Source document ▸
FWIW we coped with this by actively monitoring this kind of corruption with this amcheck patch [0]. One can observe
thislost page updates cheaply in indexes and act on first sight of corruption: identify source of the buggy behaviour. 

Dilip, does this sound like a corruption case you are working on?

Thanks!

Best regards, Andrey Borodin.

[0] https://commitfest.postgresql.org/24/2254/

Re: Allow ERROR from heap_prepare_freeze_tuple to be downgraded to WARNING

From

Alvaro Herrera

Date:

20 July 2020, 22:36:06

On 2020-Jul-20, Andrey M. Borodin wrote:

> I think the point here is to actually move relfrozenxid back. But the
> mince can't be turned back. If CLOG is rotated - the table is
> corrupted beyond easy repair.

Oh, I see.  Hmm.  Well, if you discover relfrozenxid that's newer and
the pg_clog files are still there, then yeah it might make sense to move
relfrozenxid back. But it seems difficult to do correctly ... you have
to move datfrozenxid back too ... frankly, I'd rather not go there.

> I'm not sure it's Dilip's case, but I'll try to describe what I was encountering.
> 
> We were observing this kind of corruption in three cases:
> 1. With a bug in patched Linux kernel page cache we could loose FS page write

I think I've seen this too.  (Or possibly your #3, which from Postgres
POV is the same thing -- a write was claimed done but actually not
done.)

> FWIW we coped with this by actively monitoring this kind of corruption
> with this amcheck patch [0]. One can observe this lost page updates
> cheaply in indexes and act on first sight of corruption: identify
> source of the buggy behaviour.

Right.

I wish we had some way to better protect against this kind of problems,
but I don't have any ideas.  Some things can be protected against with
checksums, but if you just lose a write, there's nothing to indicate
that.  We don't have a per-page write counter, or a central repository
of per-page LSNs or checksums, and it seems very expensive to maintain
such things.

Listed entries ▸
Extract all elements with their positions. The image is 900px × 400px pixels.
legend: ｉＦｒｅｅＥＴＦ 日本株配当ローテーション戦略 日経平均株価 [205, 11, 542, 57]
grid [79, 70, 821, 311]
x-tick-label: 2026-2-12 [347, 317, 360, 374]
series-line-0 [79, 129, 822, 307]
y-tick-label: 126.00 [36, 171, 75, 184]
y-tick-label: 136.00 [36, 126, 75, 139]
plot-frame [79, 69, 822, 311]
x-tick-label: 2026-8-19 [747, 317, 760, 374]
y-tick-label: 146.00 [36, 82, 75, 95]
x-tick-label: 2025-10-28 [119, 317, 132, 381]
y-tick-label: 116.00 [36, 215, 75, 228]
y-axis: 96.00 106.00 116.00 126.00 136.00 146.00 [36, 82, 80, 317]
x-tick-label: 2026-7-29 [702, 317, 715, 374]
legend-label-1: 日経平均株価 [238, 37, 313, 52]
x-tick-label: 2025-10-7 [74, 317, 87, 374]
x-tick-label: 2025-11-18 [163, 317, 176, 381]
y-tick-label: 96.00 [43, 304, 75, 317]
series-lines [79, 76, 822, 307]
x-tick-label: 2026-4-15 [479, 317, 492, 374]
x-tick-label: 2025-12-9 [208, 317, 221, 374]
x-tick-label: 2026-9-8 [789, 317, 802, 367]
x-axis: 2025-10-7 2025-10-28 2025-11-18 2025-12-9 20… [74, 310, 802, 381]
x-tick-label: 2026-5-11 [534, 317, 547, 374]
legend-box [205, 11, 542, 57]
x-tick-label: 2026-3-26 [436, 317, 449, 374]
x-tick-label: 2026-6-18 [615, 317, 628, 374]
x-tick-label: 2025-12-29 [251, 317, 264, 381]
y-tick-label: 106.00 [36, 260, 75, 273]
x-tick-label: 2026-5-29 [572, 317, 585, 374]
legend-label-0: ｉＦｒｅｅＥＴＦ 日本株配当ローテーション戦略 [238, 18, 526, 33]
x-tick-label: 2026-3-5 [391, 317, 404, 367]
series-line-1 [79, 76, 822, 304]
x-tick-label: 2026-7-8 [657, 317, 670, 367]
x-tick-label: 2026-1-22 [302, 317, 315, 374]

What needs to be done ▸ Can you reproduce the whole PostgreSQL mailing-list thread above, word for word?

Reply ▸
FWIW we coped with this by actively monitoring this kind of corruption with this amcheck patch [0]. One can observe
thislost page updates cheaply in indexes and act on first sight of corruption: identify source of the buggy behaviour. 

Dilip, does this sound like a corruption case you are working on?

Thanks!

Best regards, Andrey Borodin.

[0] https://commitfest.postgresql.org/24/2254/

Re: Allow ERROR from heap_prepare_freeze_tuple to be downgraded to WARNING

From

Alvaro Herrera

Date:

20 July 2020, 22:36:06

On 2020-Jul-20, Andrey M. Borodin wrote:

> I think the point here is to actually move relfrozenxid back. But the
> mince can't be turned back. If CLOG is rotated - the table is
> corrupted beyond easy repair.

Oh, I see.  Hmm.  Well, if you discover relfrozenxid that's newer and
the pg_clog files are still there, then yeah it might make sense to move
relfrozenxid back. But it seems difficult to do correctly ... you have
to move datfrozenxid back too ... frankly, I'd rather not go there.

> I'm not sure it's Dilip's case, but I'll try to describe what I was encountering.
> 
> We were observing this kind of corruption in three cases:
> 1. With a bug in patched Linux kernel page cache we could loose FS page write

I think I've seen this too.  (Or possibly your #3, which from Postgres
POV is the same thing -- a write was claimed done but actually not
done.)

> FWIW we coped with this by actively monitoring this kind of corruption
> with this amcheck patch [0]. One can observe this lost page updates
> cheaply in indexes and act on first sight of corruption: identify
> source of the buggy behaviour.

Right.

I wish we had some way to better protect against this kind of problems,
but I don't have any ideas.  Some things can be protected against with
checksums, but if you just lose a write, there's nothing to indicate
that.  We don't have a per-page write counter, or a central repository
of per-page LSNs or checksums, and it seems very expensive to maintain
such things.